_Your task_: Will you give the material below again, every line exactly as it is?

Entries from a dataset
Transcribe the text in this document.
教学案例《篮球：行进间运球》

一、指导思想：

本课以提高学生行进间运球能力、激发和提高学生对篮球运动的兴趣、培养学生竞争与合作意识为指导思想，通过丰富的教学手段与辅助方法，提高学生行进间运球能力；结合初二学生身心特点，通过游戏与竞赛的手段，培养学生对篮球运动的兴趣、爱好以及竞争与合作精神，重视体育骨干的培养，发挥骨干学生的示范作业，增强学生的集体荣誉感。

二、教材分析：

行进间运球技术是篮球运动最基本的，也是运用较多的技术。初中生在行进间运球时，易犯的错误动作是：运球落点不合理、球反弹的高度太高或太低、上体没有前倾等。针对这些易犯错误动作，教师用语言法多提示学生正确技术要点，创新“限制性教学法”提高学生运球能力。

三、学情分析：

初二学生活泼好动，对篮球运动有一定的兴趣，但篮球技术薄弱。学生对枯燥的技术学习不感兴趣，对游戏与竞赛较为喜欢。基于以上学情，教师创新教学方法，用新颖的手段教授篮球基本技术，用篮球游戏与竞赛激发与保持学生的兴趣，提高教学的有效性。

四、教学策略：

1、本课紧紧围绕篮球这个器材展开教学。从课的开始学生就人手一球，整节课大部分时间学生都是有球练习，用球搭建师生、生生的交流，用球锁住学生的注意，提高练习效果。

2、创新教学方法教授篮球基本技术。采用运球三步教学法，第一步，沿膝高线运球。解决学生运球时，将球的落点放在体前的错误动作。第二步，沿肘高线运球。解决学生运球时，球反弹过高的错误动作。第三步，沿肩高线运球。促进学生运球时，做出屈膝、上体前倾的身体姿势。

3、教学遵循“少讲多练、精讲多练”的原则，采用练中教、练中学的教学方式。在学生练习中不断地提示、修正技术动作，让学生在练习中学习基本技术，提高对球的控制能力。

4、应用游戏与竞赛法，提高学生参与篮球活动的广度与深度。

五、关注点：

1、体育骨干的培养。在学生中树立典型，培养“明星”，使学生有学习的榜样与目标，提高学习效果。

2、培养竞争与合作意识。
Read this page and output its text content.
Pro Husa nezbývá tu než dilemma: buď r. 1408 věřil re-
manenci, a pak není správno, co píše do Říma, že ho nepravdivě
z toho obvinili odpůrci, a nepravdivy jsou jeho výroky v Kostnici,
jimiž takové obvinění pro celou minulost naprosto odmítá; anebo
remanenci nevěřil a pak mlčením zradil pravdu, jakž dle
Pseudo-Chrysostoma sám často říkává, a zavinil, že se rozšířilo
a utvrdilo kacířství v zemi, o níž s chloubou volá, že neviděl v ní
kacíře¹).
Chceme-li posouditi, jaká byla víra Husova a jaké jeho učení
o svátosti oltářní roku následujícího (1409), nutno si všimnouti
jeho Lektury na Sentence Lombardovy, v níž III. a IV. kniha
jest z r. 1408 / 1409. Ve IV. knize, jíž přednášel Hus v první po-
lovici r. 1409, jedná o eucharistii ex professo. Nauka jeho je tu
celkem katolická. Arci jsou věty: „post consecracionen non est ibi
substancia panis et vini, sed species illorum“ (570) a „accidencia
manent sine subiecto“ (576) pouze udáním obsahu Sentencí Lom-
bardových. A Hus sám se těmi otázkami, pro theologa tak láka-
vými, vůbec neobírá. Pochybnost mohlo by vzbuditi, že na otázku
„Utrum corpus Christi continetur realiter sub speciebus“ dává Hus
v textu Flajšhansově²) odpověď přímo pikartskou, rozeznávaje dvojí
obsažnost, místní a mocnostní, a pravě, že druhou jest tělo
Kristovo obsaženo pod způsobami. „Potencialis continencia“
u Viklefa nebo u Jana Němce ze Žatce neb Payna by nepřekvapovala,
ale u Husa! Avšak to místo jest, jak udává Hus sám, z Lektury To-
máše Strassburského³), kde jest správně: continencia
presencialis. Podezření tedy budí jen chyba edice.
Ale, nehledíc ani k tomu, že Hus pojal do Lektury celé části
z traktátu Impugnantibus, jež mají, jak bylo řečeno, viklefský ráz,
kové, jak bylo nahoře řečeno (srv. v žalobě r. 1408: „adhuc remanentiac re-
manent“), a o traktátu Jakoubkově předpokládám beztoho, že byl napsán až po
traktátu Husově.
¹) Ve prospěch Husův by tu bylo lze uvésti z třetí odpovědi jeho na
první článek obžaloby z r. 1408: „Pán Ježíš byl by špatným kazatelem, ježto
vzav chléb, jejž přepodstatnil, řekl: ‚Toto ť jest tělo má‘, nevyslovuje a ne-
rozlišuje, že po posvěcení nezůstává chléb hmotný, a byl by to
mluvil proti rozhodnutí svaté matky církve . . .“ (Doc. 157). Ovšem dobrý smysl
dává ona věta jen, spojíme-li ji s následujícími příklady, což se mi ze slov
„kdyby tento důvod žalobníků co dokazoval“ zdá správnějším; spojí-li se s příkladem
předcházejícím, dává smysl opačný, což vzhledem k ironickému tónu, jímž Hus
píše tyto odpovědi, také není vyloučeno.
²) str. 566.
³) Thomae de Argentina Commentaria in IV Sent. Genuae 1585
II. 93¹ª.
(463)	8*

_Full output_:
Transcribe the text in this document.
教学案例《篮球：行进间运球》

一、指导思想：

本课以提高学生行进间运球能力、激发和提高学生对篮球运动的兴趣、培养学生竞争与合作意识为指导思想，通过丰富的教学手段与辅助方法，提高学生行进间运球能力；结合初二学生身心特点，通过游戏与竞赛的手段，培养学生对篮球运动的兴趣、爱好以及竞争与合作精神，重视体育骨干的培养，发挥骨干学生的示范作业，增强学生的集体荣誉感。

二、教材分析：

行进间运球技术是篮球运动最基本的，也是运用较多的技术。初中生在行进间运球时，易犯的错误动作是：运球落点不合理、球反弹的高度太高或太低、上体没有前倾等。针对这些易犯错误动作，教师用语言法多提示学生正确技术要点，创新“限制性教学法”提高学生运球能力。

三、学情分析：

初二学生活泼好动，对篮球运动有一定的兴趣，但篮球技术薄弱。学生对枯燥的技术学习不感兴趣，对游戏与竞赛较为喜欢。基于以上学情，教师创新教学方法，用新颖的手段教授篮球基本技术，用篮球游戏与竞赛激发与保持学生的兴趣，提高教学的有效性。

四、教学策略：

1、本课紧紧围绕篮球这个器材展开教学。从课的开始学生就人手一球，整节课大部分时间学生都是有球练习，用球搭建师生、生生的交流，用球锁住学生的注意，提高练习效果。

2、创新教学方法教授篮球基本技术。采用运球三步教学法，第一步，沿膝高线运球。解决学生运球时，将球的落点放在体前的错误动作。第二步，沿肘高线运球。解决学生运球时，球反弹过高的错误动作。第三步，沿肩高线运球。促进学生运球时，做出屈膝、上体前倾的身体姿势。

3、教学遵循“少讲多练、精讲多练”的原则，采用练中教、练中学的教学方式。在学生练习中不断地提示、修正技术动作，让学生在练习中学习基本技术，提高对球的控制能力。

4、应用游戏与竞赛法，提高学生参与篮球活动的广度与深度。

五、关注点：

1、体育骨干的培养。在学生中树立典型，培养“明星”，使学生有学习的榜样与目标，提高学习效果。

2、培养竞争与合作意识。
Read this page and output its text content.
Pro Husa nezbývá tu než dilemma: buď r. 1408 věřil re-
manenci, a pak není správno, co píše do Říma, že ho nepravdivě
z toho obvinili odpůrci, a nepravdivy jsou jeho výroky v Kostnici,
jimiž takové obvinění pro celou minulost naprosto odmítá; anebo
remanenci nevěřil a pak mlčením zradil pravdu, jakž dle
Pseudo-Chrysostoma sám často říkává, a zavinil, že se rozšířilo
a utvrdilo kacířství v zemi, o níž s chloubou volá, že neviděl v ní
kacíře¹).
Chceme-li posouditi, jaká byla víra Husova a jaké jeho učení
o svátosti oltářní roku následujícího (1409), nutno si všimnouti
jeho Lektury na Sentence Lombardovy, v níž III. a IV. kniha
jest z r. 1408 / 1409. Ve IV. knize, jíž přednášel Hus v první po-
lovici r. 1409, jedná o eucharistii ex professo. Nauka jeho je tu
celkem katolická. Arci jsou věty: „post consecracionen non est ibi
substancia panis et vini, sed species illorum“ (570) a „accidencia
manent sine subiecto“ (576) pouze udáním obsahu Sentencí Lom-
bardových. A Hus sám se těmi otázkami, pro theologa tak láka-
vými, vůbec neobírá. Pochybnost mohlo by vzbuditi, že na otázku
„Utrum corpus Christi continetur realiter sub speciebus“ dává Hus
v textu Flajšhansově²) odpověď přímo pikartskou, rozeznávaje dvojí
obsažnost, místní a mocnostní, a pravě, že druhou jest tělo
Kristovo obsaženo pod způsobami. „Potencialis continencia“
u Viklefa nebo u Jana Němce ze Žatce neb Payna by nepřekvapovala,
ale u Husa! Avšak to místo jest, jak udává Hus sám, z Lektury To-
máše Strassburského³), kde jest správně: continencia
presencialis. Podezření tedy budí jen chyba edice.
Ale, nehledíc ani k tomu, že Hus pojal do Lektury celé části
z traktátu Impugnantibus, jež mají, jak bylo řečeno, viklefský ráz,
kové, jak bylo nahoře řečeno (srv. v žalobě r. 1408: „adhuc remanentiac re-
manent“), a o traktátu Jakoubkově předpokládám beztoho, že byl napsán až po
traktátu Husově.
¹) Ve prospěch Husův by tu bylo lze uvésti z třetí odpovědi jeho na
první článek obžaloby z r. 1408: „Pán Ježíš byl by špatným kazatelem, ježto
vzav chléb, jejž přepodstatnil, řekl: ‚Toto ť jest tělo má‘, nevyslovuje a ne-
rozlišuje, že po posvěcení nezůstává chléb hmotný, a byl by to
mluvil proti rozhodnutí svaté matky církve . . .“ (Doc. 157). Ovšem dobrý smysl
dává ona věta jen, spojíme-li ji s následujícími příklady, což se mi ze slov
„kdyby tento důvod žalobníků co dokazoval“ zdá správnějším; spojí-li se s příkladem
předcházejícím, dává smysl opačný, což vzhledem k ironickému tónu, jímž Hus
píše tyto odpovědi, také není vyloučeno.
²) str. 566.
³) Thomae de Argentina Commentaria in IV Sent. Genuae 1585
II. 93¹ª.
(463)	8*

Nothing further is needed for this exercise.